## 課題一覧
(1) ゴーギャンに関する原文によると、ゴーギャンは何を求めてタヒチへ旅立ったか。
(2) ゴーギャンに関する原文のうち、「楽園を描いた画家・ゴーギャンの、 タヒチでの現実を知る一作。」から始まり「でパリから逃げるかのように。」で終わる部分を、一字も変えずに書き写しなさい。

## 原文
_____

楽園を描いた画家・ゴーギャンの、 タヒチでの現実を知る一作。

中村剛士ライター/ブロガー

ゴーギャンが綴った紀行エッセイ『ノア・ノア』を ベースに映画化。『ブラック・スワン』などハリウ ッドでも活躍するフランスの名優、ヴァンサン・ カッセルがゴーギャンを演じ、ヒロインは現地タ ヒチで行われたオーディションで選ばれた。© MOVE MOVIE - STUDIOCANAL - NJJ ENTERTAINMENT 

いまの生活を刹那的に捉え、本当の自分はこんなところでうだつの上がらない日々を過ごす人間ではないと、「楽園」を夢見、希求する。そんな経験が誰しも一度はあるだろう。ただ実際は、さまざまなしがらみから実現できず無為な毎日をやり過ごすのが一般的だ。しかし、ポスト印象派の画家・ポール・ゴーギャン(1848〜1903年)は「楽園」を求めタヒチへ、妻子を残し、ひとり旅立った。まるでパリから逃げるかのように。

_____

## リスト抜粋

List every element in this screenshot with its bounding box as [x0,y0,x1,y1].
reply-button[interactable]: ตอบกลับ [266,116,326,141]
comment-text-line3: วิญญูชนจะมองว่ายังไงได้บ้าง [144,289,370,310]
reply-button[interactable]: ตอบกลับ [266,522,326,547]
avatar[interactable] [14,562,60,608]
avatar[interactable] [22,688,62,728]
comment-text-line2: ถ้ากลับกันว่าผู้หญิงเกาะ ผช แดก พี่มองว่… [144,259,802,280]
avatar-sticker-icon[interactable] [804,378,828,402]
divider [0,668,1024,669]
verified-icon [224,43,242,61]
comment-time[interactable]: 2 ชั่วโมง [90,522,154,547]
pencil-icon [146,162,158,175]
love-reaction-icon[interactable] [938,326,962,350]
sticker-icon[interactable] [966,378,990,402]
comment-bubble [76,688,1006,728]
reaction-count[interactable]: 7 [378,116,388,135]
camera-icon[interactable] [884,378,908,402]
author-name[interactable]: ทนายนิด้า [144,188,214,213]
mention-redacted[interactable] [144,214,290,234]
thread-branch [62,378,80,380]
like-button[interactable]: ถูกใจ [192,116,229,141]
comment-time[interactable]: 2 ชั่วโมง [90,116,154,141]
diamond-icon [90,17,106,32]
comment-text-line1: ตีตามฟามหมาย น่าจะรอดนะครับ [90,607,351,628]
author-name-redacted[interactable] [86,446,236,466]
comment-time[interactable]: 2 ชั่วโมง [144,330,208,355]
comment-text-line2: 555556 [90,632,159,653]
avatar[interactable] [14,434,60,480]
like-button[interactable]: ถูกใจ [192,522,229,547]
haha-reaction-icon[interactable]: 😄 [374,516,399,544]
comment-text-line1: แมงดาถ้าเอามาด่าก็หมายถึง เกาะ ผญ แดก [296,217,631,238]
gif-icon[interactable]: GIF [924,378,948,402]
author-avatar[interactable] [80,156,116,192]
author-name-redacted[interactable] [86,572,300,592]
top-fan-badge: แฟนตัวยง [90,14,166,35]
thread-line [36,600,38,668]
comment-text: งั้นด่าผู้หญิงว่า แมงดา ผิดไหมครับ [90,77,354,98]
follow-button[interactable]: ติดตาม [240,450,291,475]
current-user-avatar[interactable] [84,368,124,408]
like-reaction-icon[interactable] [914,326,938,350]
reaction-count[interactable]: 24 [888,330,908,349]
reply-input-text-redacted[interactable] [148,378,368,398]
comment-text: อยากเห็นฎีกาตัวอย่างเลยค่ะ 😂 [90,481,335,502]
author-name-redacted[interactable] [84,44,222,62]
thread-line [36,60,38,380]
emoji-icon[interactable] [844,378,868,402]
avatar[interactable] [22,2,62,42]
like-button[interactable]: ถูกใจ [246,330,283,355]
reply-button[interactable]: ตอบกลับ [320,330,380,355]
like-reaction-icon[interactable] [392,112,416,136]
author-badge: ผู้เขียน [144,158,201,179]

_____

## 解答一覧
(1) 「楽園」を求めて旅立った。

(2)
楽園を描いた画家・ゴーギャンの、 タヒチでの現実を知る一作。

中村剛士ライター/ブロガー

ゴーギャンが綴った紀行エッセイ『ノア・ノア』を ベースに映画化。『ブラック・スワン』などハリウ ッドでも活躍するフランスの名優、ヴァンサン・ カッセルがゴーギャンを演じ、ヒロインは現地タ ヒチで行われたオーディションで選ばれた。© MOVE MOVIE - STUDIOCANAL - NJJ ENTERTAINMENT 

いまの生活を刹那的に捉え、本当の自分はこんなところでうだつの上がらない日々を過ごす人間ではないと、「楽園」を夢見、希求する。そんな経験が誰しも一度はあるだろう。ただ実際は、さまざまなしがらみから実現できず無為な毎日をやり過ごすのが一般的だ。しかし、ポスト印象派の画家・ポール・ゴーギャン(1848〜1903年)は「楽園」を求めタヒチへ、妻子を残し、ひとり旅立った。まるでパリから逃げるかのように。